§ Exercise instructions
Show every line where "label" occurs.

§ Supplied material
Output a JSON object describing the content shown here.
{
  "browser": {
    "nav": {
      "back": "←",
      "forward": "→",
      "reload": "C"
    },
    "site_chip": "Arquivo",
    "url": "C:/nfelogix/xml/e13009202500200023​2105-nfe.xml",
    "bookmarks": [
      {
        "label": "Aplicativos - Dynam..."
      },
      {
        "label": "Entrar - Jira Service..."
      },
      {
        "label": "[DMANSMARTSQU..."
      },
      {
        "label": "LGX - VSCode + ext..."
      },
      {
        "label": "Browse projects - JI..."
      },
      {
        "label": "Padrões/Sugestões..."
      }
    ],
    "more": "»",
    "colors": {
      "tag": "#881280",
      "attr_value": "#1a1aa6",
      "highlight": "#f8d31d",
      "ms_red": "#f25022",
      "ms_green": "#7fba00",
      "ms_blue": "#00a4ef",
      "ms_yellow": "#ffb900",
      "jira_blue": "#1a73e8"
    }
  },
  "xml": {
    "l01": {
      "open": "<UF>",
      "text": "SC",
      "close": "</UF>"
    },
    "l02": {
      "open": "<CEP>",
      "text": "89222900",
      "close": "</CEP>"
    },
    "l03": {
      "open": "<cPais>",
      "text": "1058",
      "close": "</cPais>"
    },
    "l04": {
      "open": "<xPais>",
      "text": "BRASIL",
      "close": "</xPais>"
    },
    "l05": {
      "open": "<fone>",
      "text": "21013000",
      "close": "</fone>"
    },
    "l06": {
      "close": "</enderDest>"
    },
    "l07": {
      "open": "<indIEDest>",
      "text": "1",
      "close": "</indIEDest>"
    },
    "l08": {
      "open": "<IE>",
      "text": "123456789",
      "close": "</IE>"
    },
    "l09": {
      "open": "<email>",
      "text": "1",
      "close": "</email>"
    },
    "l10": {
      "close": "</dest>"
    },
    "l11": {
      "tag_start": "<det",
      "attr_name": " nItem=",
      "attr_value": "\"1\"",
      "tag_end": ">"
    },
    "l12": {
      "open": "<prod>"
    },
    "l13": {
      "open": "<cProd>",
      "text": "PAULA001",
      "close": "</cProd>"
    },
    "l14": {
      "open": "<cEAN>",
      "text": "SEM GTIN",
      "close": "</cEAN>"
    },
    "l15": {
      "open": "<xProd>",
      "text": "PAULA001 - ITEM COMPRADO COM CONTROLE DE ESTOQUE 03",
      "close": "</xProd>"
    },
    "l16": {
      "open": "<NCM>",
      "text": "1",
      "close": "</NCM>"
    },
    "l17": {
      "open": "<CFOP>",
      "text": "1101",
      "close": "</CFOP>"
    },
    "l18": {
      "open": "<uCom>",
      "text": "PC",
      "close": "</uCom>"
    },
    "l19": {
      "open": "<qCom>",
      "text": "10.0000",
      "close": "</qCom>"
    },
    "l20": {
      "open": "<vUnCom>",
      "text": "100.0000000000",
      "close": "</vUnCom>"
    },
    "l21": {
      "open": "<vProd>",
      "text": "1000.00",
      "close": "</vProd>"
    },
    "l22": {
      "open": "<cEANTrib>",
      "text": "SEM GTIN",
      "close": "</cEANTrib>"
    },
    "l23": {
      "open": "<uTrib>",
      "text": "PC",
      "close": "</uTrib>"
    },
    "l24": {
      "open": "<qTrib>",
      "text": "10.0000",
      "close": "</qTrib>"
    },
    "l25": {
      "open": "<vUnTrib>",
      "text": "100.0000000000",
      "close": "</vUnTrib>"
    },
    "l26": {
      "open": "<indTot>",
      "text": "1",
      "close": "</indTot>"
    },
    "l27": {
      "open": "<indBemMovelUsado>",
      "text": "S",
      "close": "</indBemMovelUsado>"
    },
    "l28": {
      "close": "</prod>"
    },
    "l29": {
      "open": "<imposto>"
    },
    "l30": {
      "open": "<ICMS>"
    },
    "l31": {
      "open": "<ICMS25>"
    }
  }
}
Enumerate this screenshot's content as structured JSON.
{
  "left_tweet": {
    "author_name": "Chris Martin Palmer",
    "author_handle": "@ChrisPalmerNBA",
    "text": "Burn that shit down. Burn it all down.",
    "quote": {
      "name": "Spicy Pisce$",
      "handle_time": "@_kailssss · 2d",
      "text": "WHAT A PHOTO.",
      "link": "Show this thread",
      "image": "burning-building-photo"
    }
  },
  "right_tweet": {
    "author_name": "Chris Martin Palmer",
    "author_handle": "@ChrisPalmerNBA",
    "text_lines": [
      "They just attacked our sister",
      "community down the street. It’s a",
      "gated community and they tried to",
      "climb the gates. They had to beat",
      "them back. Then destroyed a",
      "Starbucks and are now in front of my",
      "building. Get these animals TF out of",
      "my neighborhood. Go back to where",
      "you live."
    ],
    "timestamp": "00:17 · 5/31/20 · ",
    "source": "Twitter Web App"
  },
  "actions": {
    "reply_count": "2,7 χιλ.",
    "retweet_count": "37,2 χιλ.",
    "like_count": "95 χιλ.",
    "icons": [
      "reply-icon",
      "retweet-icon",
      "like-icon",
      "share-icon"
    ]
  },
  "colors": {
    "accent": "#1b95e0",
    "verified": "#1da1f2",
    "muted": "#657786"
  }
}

§ Result below
        "label": "Aplicativos - Dynam..."
        "label": "Entrar - Jira Service..."
        "label": "[DMANSMARTSQU..."
        "label": "LGX - VSCode + ext..."
        "label": "Browse projects - JI..."
        "label": "Padrões/Sugestões..."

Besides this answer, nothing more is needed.